— Start MATERIAL TO PROCESS —

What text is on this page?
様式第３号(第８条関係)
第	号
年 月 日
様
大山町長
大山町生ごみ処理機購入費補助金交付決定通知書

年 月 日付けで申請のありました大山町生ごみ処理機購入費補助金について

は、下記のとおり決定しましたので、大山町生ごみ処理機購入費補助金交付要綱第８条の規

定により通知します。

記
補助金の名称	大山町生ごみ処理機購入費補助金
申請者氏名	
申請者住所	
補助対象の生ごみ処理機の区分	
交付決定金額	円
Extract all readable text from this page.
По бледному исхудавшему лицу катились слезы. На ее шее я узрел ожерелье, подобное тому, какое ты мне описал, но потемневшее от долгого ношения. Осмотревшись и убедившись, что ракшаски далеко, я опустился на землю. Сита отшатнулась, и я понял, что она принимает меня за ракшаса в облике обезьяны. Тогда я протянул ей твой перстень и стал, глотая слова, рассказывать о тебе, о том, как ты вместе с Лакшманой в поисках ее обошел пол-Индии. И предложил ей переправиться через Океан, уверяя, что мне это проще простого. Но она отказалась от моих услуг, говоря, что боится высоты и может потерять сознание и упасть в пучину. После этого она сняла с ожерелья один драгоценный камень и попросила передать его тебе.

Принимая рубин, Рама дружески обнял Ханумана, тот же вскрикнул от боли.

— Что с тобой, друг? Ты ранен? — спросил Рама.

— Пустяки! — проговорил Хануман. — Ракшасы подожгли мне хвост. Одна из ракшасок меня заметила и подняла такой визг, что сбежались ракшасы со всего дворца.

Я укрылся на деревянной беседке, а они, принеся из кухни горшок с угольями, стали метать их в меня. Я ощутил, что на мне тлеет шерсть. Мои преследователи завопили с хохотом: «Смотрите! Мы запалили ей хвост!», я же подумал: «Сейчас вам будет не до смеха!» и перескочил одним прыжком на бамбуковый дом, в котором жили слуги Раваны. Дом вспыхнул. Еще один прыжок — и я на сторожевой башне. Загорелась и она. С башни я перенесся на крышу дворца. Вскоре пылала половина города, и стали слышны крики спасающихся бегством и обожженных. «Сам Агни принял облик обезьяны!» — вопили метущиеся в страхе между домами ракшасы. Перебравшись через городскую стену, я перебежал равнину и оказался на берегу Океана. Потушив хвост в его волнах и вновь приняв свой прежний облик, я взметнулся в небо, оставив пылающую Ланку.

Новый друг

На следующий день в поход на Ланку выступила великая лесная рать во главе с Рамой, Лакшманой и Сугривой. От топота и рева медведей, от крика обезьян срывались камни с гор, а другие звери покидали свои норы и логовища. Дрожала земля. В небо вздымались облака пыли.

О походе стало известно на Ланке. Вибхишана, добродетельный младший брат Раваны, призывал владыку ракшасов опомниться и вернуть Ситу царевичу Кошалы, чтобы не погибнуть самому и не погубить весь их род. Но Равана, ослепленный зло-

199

— End MATERIAL TO PROCESS —

**WHAT YOU WILL DO**
Nothing should be left out: return all of the records exactly.

**SOLVED PROBLEM**
What text is on this page?
様式第３号(第８条関係)
第	号
年 月 日
様
大山町長
大山町生ごみ処理機購入費補助金交付決定通知書

年 月 日付けで申請のありました大山町生ごみ処理機購入費補助金について

は、下記のとおり決定しましたので、大山町生ごみ処理機購入費補助金交付要綱第８条の規

定により通知します。

記
補助金の名称	大山町生ごみ処理機購入費補助金
申請者氏名	
申請者住所	
補助対象の生ごみ処理機の区分	
交付決定金額	円
Extract all readable text from this page.
По бледному исхудавшему лицу катились слезы. На ее шее я узрел ожерелье, подобное тому, какое ты мне описал, но потемневшее от долгого ношения. Осмотревшись и убедившись, что ракшаски далеко, я опустился на землю. Сита отшатнулась, и я понял, что она принимает меня за ракшаса в облике обезьяны. Тогда я протянул ей твой перстень и стал, глотая слова, рассказывать о тебе, о том, как ты вместе с Лакшманой в поисках ее обошел пол-Индии. И предложил ей переправиться через Океан, уверяя, что мне это проще простого. Но она отказалась от моих услуг, говоря, что боится высоты и может потерять сознание и упасть в пучину. После этого она сняла с ожерелья один драгоценный камень и попросила передать его тебе.

Принимая рубин, Рама дружески обнял Ханумана, тот же вскрикнул от боли.

— Что с тобой, друг? Ты ранен? — спросил Рама.

— Пустяки! — проговорил Хануман. — Ракшасы подожгли мне хвост. Одна из ракшасок меня заметила и подняла такой визг, что сбежались ракшасы со всего дворца.

Я укрылся на деревянной беседке, а они, принеся из кухни горшок с угольями, стали метать их в меня. Я ощутил, что на мне тлеет шерсть. Мои преследователи завопили с хохотом: «Смотрите! Мы запалили ей хвост!», я же подумал: «Сейчас вам будет не до смеха!» и перескочил одним прыжком на бамбуковый дом, в котором жили слуги Раваны. Дом вспыхнул. Еще один прыжок — и я на сторожевой башне. Загорелась и она. С башни я перенесся на крышу дворца. Вскоре пылала половина города, и стали слышны крики спасающихся бегством и обожженных. «Сам Агни принял облик обезьяны!» — вопили метущиеся в страхе между домами ракшасы. Перебравшись через городскую стену, я перебежал равнину и оказался на берегу Океана. Потушив хвост в его волнах и вновь приняв свой прежний облик, я взметнулся в небо, оставив пылающую Ланку.

Новый друг

На следующий день в поход на Ланку выступила великая лесная рать во главе с Рамой, Лакшманой и Сугривой. От топота и рева медведей, от крика обезьян срывались камни с гор, а другие звери покидали свои норы и логовища. Дрожала земля. В небо вздымались облака пыли.

О походе стало известно на Ланке. Вибхишана, добродетельный младший брат Раваны, призывал владыку ракшасов опомниться и вернуть Ситу царевичу Кошалы, чтобы не погибнуть самому и не погубить весь их род. Но Равана, ослепленный зло-

199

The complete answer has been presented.